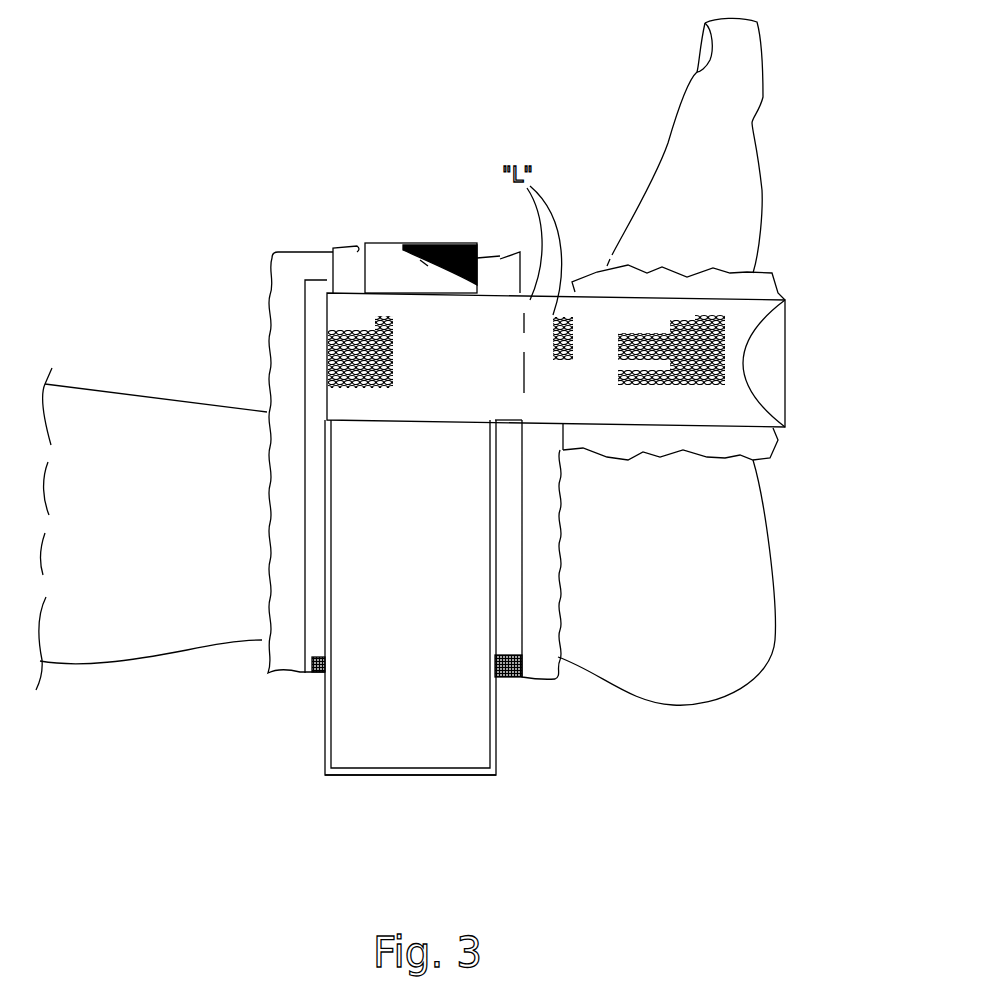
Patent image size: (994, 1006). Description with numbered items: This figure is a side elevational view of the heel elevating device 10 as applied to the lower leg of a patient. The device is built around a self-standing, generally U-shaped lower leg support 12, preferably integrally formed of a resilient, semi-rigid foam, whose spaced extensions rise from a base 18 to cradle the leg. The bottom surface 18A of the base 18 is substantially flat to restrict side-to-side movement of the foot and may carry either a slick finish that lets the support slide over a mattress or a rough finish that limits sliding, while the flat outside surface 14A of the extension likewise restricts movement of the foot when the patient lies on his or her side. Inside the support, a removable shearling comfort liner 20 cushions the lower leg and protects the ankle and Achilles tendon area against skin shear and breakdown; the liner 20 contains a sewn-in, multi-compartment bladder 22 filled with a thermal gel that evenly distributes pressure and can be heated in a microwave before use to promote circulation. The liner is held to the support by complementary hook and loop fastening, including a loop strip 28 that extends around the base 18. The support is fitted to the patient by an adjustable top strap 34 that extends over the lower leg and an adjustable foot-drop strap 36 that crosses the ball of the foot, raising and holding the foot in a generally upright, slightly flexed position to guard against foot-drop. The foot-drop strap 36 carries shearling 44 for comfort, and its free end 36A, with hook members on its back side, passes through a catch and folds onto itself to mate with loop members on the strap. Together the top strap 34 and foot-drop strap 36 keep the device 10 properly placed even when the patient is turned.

The heel elevating device 10 is at (240, 222).
The lower leg support 12 is at (368, 793).
The outside surface 14A is at (352, 553).
The base 18 is at (473, 727).
The bottom surface 18A is at (450, 777).
The comfort liner 20 is at (550, 622).
The bladder 22 is at (512, 543).
The loop strip 28 is at (343, 358).
The top strap 34 is at (428, 243).
The foot-drop strap 36 is at (627, 407).
The free end 36A is at (778, 367).
The shearling 44 is at (718, 287).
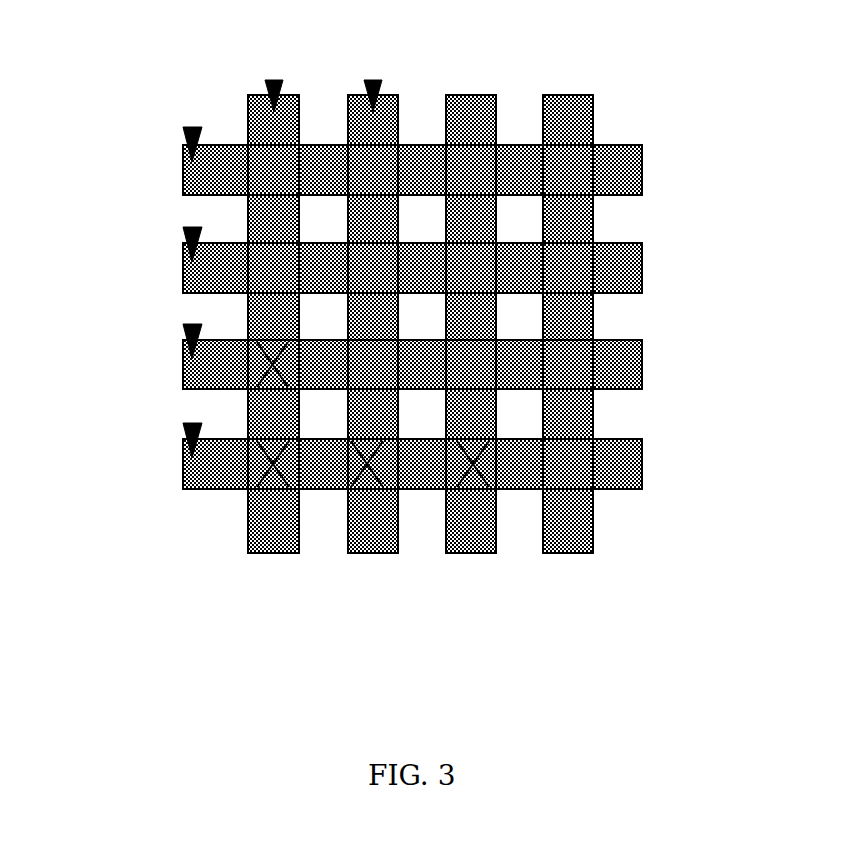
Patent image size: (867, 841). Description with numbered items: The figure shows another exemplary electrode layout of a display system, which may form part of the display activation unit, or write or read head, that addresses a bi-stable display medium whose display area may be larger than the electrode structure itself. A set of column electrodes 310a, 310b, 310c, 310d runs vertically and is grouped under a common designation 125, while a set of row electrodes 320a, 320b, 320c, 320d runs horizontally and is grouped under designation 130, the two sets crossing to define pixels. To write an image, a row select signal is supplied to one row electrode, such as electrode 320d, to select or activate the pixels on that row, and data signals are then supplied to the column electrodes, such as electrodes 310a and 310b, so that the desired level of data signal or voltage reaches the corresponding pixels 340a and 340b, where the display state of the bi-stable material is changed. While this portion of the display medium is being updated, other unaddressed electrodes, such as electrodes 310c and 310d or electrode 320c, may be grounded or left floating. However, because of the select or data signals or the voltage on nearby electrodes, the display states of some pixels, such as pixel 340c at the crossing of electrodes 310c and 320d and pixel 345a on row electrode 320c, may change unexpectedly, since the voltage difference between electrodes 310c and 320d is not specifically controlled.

The first conductive lines / word lines 125 is at (267, 81).
The second conductive lines / bit lines 130 is at (202, 423).
The column electrode 310a is at (258, 540).
The column electrode 310b is at (367, 540).
The column electrode 310c is at (474, 540).
The column electrode 310d is at (567, 540).
The row electrode 320a is at (612, 169).
The row electrode 320b is at (612, 263).
The row electrode 320c is at (612, 378).
The row electrode 320d is at (627, 471).
The pixel 340a is at (272, 468).
The pixel 340b is at (367, 468).
The pixel 340c is at (473, 468).
The pixel 345a is at (272, 364).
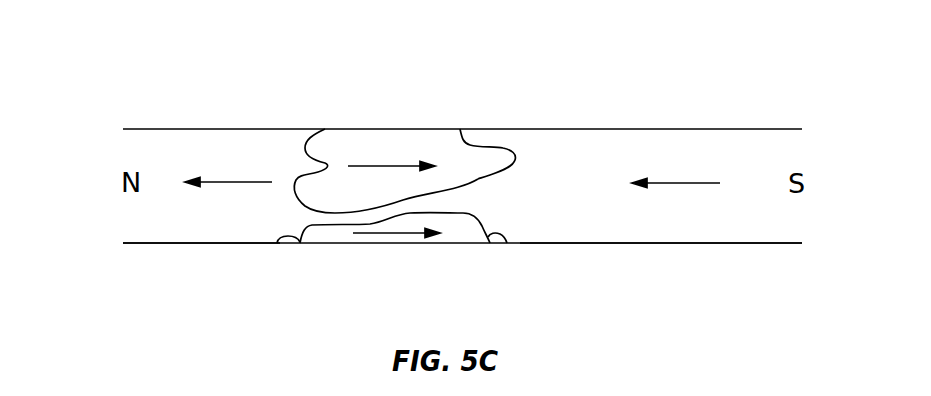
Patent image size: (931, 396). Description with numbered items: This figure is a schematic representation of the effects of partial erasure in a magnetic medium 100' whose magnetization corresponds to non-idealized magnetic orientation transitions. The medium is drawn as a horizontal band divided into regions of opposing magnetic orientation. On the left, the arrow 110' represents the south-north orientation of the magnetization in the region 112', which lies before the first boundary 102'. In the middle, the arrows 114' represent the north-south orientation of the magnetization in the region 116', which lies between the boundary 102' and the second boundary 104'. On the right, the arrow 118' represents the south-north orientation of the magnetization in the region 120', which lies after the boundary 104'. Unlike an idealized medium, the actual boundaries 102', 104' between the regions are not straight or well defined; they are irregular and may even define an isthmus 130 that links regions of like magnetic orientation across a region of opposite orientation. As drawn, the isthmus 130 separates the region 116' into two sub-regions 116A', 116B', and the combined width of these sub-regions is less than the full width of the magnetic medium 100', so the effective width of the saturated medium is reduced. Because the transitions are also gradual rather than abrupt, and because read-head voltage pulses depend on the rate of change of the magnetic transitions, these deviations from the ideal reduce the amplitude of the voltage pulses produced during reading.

The magnetic medium 100' is at (462, 170).
The region 116' is at (462, 174).
The sub-region 116A' is at (462, 102).
The sub-region 116B' is at (462, 268).
The region 112' is at (201, 274).
The region 120' is at (661, 268).
The arrow 110' is at (228, 163).
The arrow 118' is at (676, 161).
The boundary 102' is at (296, 191).
The boundary 104' is at (511, 180).
The isthmus 130 is at (342, 218).
The arrow 114' is at (382, 228).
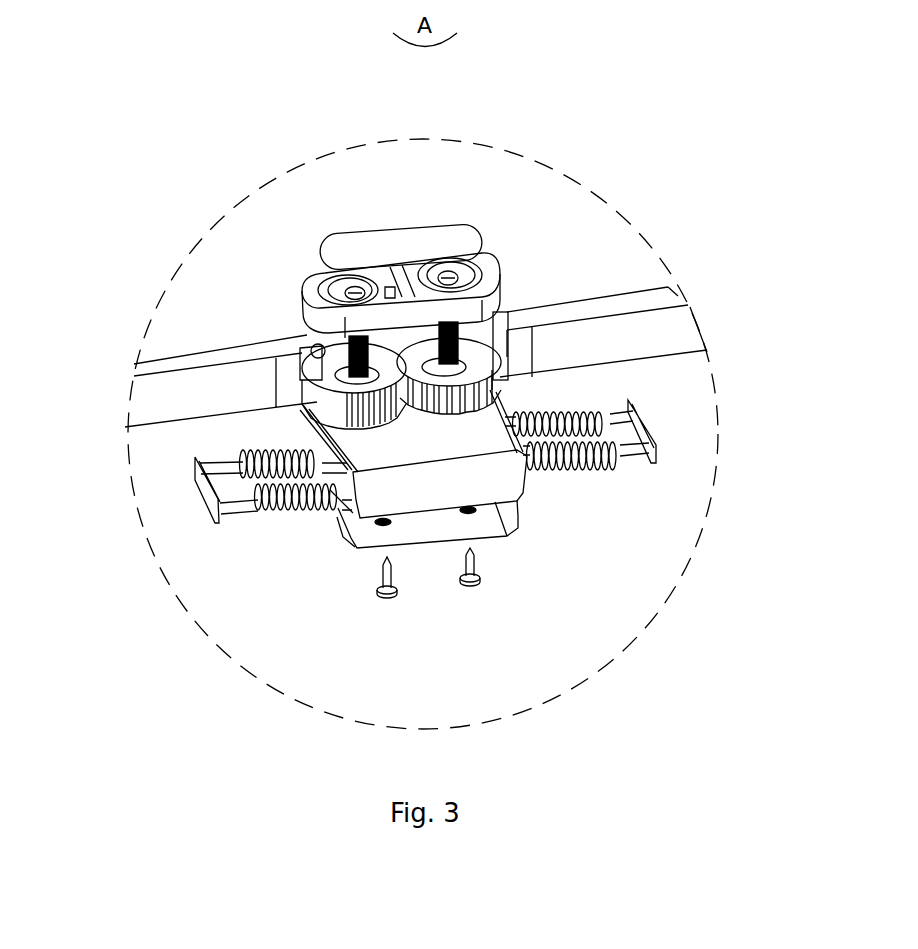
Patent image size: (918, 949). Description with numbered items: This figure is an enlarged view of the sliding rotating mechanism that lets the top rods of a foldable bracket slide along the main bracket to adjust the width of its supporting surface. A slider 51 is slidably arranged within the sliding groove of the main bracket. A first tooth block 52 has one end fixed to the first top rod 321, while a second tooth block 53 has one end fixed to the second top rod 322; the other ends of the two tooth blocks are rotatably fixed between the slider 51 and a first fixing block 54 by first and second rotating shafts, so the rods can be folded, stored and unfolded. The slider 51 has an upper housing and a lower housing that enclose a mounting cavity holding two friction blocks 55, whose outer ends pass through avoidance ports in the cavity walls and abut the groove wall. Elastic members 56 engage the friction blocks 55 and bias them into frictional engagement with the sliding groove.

The slider 51 is at (370, 500).
The first tooth block 52 is at (300, 345).
The second tooth block 53 is at (480, 353).
The first fixing block 54 is at (489, 258).
The friction block 55 is at (198, 483).
The elastic member 56 is at (340, 505).
The first top rod 321 is at (153, 360).
The second top rod 322 is at (666, 286).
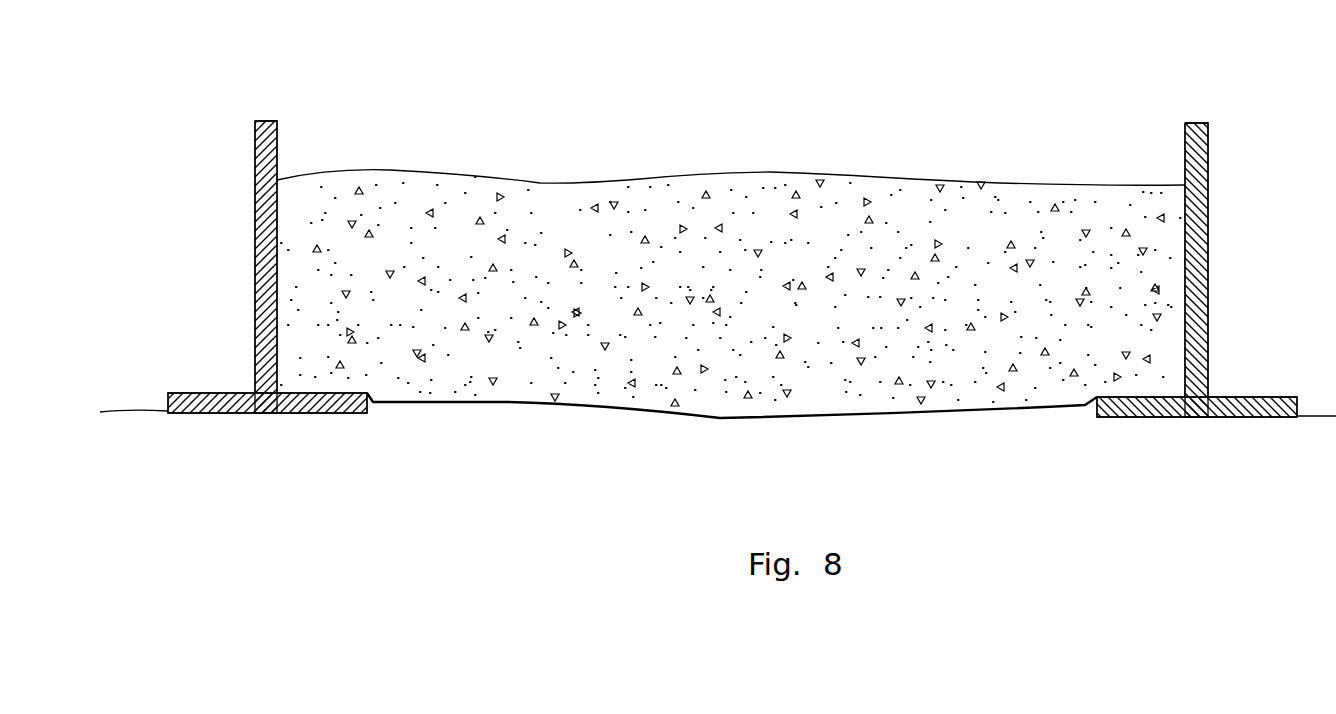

————————

Extract from the records above each line that contains the string "slider".

CORRECT ANSWER:
Patent image size: (918, 949). Description with numbered items: This figure is an enlarged view of the sliding rotating mechanism that lets the top rods of a foldable bracket slide along the main bracket to adjust the width of its supporting surface. A slider 51 is slidably arranged within the sliding groove of the main bracket. A first tooth block 52 has one end fixed to the first top rod 321, while a second tooth block 53 has one end fixed to the second top rod 322; the other ends of the two tooth blocks are rotatably fixed between the slider 51 and a first fixing block 54 by first and second rotating shafts, so the rods can be folded, stored and unfolded. The slider 51 has an upper housing and a lower housing that enclose a mounting cavity holding two friction blocks 55, whose outer ends pass through avoidance ports in the cavity walls and abut the groove wall. Elastic members 56 engage the friction blocks 55 and bias them into frictional engagement with the sliding groove.
The slider 51 is at (370, 500).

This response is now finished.